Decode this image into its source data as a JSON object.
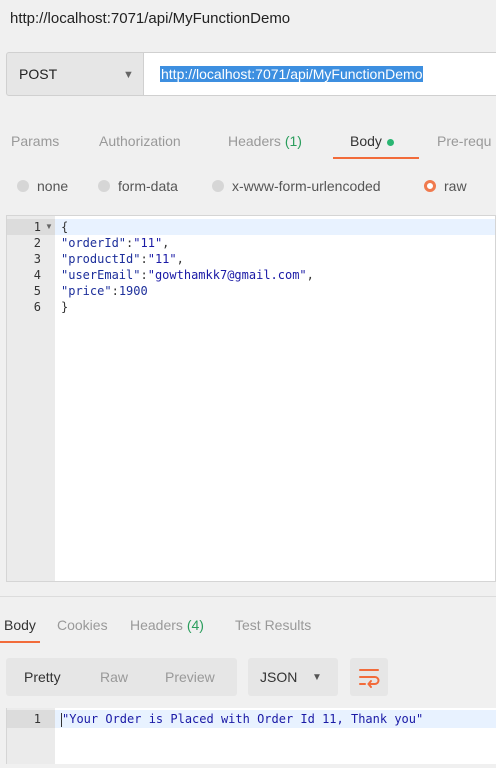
{
  "window": {
    "title": "http://localhost:7071/api/MyFunctionDemo"
  },
  "request": {
    "method": "POST",
    "url": "http://localhost:7071/api/MyFunctionDemo"
  },
  "request_tabs": [
    {
      "label": "Params"
    },
    {
      "label": "Authorization"
    },
    {
      "label": "Headers",
      "count": "(1)"
    },
    {
      "label": "Body",
      "active": true
    },
    {
      "label": "Pre-requ"
    }
  ],
  "body_types": [
    {
      "label": "none",
      "selected": false
    },
    {
      "label": "form-data",
      "selected": false
    },
    {
      "label": "x-www-form-urlencoded",
      "selected": false
    },
    {
      "label": "raw",
      "selected": true
    }
  ],
  "body_lines": [
    {
      "n": "1",
      "text": "{"
    },
    {
      "n": "2",
      "key": "\"orderId\"",
      "value": "\"11\"",
      "tail": ","
    },
    {
      "n": "3",
      "key": "\"productId\"",
      "value": "\"11\"",
      "tail": ","
    },
    {
      "n": "4",
      "key": "\"userEmail\"",
      "value": "\"gowthamkk7@gmail.com\"",
      "tail": ","
    },
    {
      "n": "5",
      "key": "\"price\"",
      "value": "1900",
      "tail": ""
    },
    {
      "n": "6",
      "text": "}"
    }
  ],
  "response_tabs": [
    {
      "label": "Body",
      "active": true
    },
    {
      "label": "Cookies"
    },
    {
      "label": "Headers",
      "count": "(4)"
    },
    {
      "label": "Test Results"
    }
  ],
  "view_modes": [
    "Pretty",
    "Raw",
    "Preview"
  ],
  "format": "JSON",
  "icons": {
    "wrap": "wrap-lines-icon",
    "caret": "chevron-down-icon",
    "fold": "fold-arrow-icon"
  },
  "colors": {
    "accent": "#f26b3a",
    "active_dot": "#2ab673",
    "url_highlight": "#3d8fe0"
  },
  "response_lines": [
    {
      "n": "1",
      "text": "\"Your Order is Placed with Order Id 11, Thank you\""
    }
  ]
}
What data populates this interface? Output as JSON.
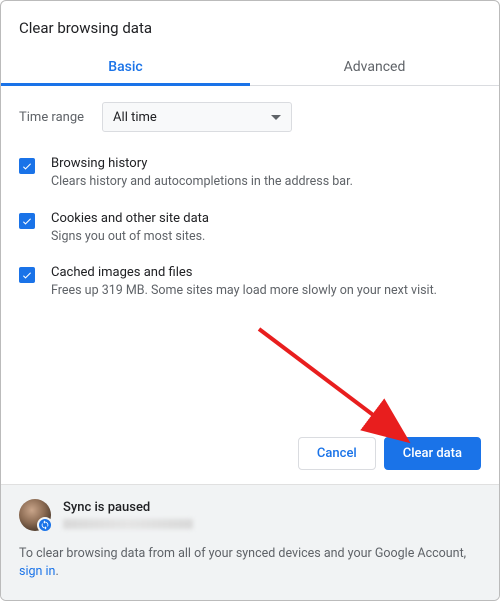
{
  "title": "Clear browsing data",
  "tabs": {
    "basic": "Basic",
    "advanced": "Advanced"
  },
  "time": {
    "label": "Time range",
    "value": "All time"
  },
  "options": [
    {
      "title": "Browsing history",
      "desc": "Clears history and autocompletions in the address bar."
    },
    {
      "title": "Cookies and other site data",
      "desc": "Signs you out of most sites."
    },
    {
      "title": "Cached images and files",
      "desc": "Frees up 319 MB. Some sites may load more slowly on your next visit."
    }
  ],
  "actions": {
    "cancel": "Cancel",
    "confirm": "Clear data"
  },
  "sync": {
    "status": "Sync is paused"
  },
  "footer": {
    "note_prefix": "To clear browsing data from all of your synced devices and your Google Account, ",
    "link": "sign in",
    "note_suffix": "."
  },
  "colors": {
    "accent": "#1a73e8"
  }
}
:::
> EXERCISE AIM
Check each line above for the word "JSON" and say how many have it, with nothing else.

> EXERCISE RESPONSE
3